_Stated task:_ Rewrite the listing from its start through the line containing "394, 100, 399]", substituting "price-label-frame" for every "level-label-box" and leaving all else unchanged.
>> start Records provided
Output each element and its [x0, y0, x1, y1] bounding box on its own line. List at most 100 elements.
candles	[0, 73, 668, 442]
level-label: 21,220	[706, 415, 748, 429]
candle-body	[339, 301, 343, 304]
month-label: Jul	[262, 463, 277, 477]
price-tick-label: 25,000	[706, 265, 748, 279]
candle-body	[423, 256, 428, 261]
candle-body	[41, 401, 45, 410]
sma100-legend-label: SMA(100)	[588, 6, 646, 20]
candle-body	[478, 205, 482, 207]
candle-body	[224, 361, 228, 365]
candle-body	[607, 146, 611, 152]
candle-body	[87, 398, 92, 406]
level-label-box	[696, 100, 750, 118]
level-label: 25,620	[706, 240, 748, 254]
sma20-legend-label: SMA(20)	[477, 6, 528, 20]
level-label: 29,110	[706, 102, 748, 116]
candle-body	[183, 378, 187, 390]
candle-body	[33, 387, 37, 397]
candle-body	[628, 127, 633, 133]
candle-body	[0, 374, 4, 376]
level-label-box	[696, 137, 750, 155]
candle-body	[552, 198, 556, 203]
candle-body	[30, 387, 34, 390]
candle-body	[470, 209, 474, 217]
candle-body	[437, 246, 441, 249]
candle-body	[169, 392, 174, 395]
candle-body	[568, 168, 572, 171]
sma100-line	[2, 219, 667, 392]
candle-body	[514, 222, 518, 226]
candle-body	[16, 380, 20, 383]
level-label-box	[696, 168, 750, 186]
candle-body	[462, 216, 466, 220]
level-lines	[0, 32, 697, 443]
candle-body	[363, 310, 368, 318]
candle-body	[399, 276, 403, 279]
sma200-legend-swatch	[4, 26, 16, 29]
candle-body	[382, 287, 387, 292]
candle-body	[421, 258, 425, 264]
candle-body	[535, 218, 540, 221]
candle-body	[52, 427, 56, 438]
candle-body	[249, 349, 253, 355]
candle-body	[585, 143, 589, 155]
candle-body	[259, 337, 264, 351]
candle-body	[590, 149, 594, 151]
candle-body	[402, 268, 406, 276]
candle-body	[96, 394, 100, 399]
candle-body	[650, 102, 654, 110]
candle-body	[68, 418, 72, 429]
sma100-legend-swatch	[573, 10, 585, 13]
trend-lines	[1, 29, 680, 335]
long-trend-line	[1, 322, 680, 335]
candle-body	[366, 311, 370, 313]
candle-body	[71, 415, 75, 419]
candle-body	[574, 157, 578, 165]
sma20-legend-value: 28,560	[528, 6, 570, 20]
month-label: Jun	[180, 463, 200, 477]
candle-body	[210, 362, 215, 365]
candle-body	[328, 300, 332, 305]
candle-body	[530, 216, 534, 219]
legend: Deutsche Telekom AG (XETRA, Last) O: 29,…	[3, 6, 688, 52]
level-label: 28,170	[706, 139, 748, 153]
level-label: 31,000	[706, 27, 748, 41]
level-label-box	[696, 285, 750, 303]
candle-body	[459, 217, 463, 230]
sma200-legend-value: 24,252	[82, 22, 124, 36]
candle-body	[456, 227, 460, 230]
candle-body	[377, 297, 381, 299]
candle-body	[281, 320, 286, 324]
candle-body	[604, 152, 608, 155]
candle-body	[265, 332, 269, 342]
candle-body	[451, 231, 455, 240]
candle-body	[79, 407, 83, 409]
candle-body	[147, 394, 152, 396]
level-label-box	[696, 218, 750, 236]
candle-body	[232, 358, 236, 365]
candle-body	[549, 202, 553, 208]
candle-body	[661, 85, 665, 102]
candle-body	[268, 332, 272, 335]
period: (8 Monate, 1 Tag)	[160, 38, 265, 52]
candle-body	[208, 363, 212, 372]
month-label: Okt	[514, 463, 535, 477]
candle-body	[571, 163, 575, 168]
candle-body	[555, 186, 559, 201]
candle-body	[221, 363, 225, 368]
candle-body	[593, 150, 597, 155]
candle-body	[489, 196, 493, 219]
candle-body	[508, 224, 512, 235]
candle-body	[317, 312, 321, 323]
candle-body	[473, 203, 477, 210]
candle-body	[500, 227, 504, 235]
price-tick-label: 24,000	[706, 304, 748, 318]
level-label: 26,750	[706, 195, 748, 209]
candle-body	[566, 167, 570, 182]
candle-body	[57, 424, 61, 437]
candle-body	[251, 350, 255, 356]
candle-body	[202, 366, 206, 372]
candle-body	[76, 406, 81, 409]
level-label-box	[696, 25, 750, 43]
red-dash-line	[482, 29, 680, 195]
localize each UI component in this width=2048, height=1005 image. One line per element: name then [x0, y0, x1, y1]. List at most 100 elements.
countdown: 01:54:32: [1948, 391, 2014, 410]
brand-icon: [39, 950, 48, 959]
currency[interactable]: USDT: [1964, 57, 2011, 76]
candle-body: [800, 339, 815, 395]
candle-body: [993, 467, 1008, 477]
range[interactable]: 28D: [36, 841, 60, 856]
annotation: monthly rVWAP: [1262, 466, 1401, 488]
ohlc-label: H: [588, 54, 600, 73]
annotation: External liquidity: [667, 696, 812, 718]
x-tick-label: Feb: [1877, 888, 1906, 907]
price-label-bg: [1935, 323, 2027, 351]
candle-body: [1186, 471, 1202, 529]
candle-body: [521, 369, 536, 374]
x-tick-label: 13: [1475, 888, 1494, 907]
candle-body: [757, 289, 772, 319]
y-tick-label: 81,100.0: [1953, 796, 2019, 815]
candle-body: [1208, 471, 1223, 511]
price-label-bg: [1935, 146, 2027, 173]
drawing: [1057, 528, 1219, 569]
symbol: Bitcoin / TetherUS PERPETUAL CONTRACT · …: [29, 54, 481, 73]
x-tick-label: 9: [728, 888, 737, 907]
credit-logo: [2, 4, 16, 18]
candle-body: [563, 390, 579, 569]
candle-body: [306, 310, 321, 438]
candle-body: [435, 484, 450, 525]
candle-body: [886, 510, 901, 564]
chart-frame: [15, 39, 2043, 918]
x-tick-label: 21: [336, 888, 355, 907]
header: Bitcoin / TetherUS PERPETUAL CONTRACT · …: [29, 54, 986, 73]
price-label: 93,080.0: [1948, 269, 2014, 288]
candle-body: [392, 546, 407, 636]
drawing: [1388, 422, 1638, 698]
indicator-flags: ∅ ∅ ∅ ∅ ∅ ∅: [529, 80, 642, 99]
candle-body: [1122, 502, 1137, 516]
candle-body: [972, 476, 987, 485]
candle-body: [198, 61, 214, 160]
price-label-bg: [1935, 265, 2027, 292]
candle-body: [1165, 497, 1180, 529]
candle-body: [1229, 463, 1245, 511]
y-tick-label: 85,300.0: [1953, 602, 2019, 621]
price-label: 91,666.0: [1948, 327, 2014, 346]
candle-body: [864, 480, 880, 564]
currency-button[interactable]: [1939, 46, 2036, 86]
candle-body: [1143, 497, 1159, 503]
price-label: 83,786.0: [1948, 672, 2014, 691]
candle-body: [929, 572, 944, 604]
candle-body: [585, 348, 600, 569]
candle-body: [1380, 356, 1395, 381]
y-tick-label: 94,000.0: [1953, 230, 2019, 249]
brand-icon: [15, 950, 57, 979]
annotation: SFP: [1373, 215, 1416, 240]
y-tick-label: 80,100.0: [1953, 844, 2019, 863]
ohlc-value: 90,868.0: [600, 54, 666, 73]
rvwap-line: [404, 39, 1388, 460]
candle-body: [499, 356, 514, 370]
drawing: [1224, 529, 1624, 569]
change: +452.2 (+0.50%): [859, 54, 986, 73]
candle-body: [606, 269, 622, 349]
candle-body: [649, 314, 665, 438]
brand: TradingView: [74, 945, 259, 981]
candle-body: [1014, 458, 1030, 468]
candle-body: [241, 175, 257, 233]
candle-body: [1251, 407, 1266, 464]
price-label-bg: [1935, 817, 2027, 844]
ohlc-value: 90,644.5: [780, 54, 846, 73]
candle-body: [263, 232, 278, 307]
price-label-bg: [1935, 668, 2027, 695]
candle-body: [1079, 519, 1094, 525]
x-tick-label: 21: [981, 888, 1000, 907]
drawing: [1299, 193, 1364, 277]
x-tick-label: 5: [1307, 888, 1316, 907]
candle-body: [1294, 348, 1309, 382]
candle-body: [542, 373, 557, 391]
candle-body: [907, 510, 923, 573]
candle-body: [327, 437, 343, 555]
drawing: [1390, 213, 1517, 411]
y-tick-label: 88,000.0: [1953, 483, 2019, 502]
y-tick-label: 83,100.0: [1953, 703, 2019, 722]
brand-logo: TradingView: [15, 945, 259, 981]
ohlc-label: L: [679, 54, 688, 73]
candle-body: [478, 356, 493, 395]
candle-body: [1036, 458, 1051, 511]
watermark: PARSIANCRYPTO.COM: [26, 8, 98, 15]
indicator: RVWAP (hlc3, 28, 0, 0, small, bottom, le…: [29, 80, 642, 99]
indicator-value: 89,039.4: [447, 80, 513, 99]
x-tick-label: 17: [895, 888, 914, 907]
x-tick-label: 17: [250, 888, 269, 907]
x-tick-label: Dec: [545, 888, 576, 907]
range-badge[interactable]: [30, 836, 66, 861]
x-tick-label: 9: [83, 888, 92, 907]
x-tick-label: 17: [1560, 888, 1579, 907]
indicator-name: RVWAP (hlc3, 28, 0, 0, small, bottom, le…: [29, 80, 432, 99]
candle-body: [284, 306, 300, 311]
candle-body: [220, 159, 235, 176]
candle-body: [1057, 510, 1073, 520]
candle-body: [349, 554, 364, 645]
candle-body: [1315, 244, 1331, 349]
>> end Records provided
_The result:_
Output each element and its [x0, y0, x1, y1] bounding box on its own line. List at most 100 elements.
candles	[0, 73, 668, 442]
level-label: 21,220	[706, 415, 748, 429]
candle-body	[339, 301, 343, 304]
month-label: Jul	[262, 463, 277, 477]
price-tick-label: 25,000	[706, 265, 748, 279]
candle-body	[423, 256, 428, 261]
candle-body	[41, 401, 45, 410]
sma100-legend-label: SMA(100)	[588, 6, 646, 20]
candle-body	[478, 205, 482, 207]
candle-body	[224, 361, 228, 365]
candle-body	[607, 146, 611, 152]
candle-body	[87, 398, 92, 406]
price-label-frame	[696, 100, 750, 118]
level-label: 25,620	[706, 240, 748, 254]
sma20-legend-label: SMA(20)	[477, 6, 528, 20]
level-label: 29,110	[706, 102, 748, 116]
candle-body	[183, 378, 187, 390]
candle-body	[33, 387, 37, 397]
candle-body	[628, 127, 633, 133]
candle-body	[0, 374, 4, 376]
price-label-frame	[696, 137, 750, 155]
candle-body	[552, 198, 556, 203]
candle-body	[30, 387, 34, 390]
candle-body	[470, 209, 474, 217]
candle-body	[437, 246, 441, 249]
candle-body	[169, 392, 174, 395]
candle-body	[568, 168, 572, 171]
sma100-line	[2, 219, 667, 392]
candle-body	[514, 222, 518, 226]
candle-body	[16, 380, 20, 383]
price-label-frame	[696, 168, 750, 186]
candle-body	[462, 216, 466, 220]
level-lines	[0, 32, 697, 443]
candle-body	[363, 310, 368, 318]
candle-body	[399, 276, 403, 279]
sma200-legend-swatch	[4, 26, 16, 29]
candle-body	[382, 287, 387, 292]
candle-body	[421, 258, 425, 264]
candle-body	[535, 218, 540, 221]
candle-body	[52, 427, 56, 438]
candle-body	[249, 349, 253, 355]
candle-body	[585, 143, 589, 155]
candle-body	[259, 337, 264, 351]
candle-body	[590, 149, 594, 151]
candle-body	[402, 268, 406, 276]
candle-body	[96, 394, 100, 399]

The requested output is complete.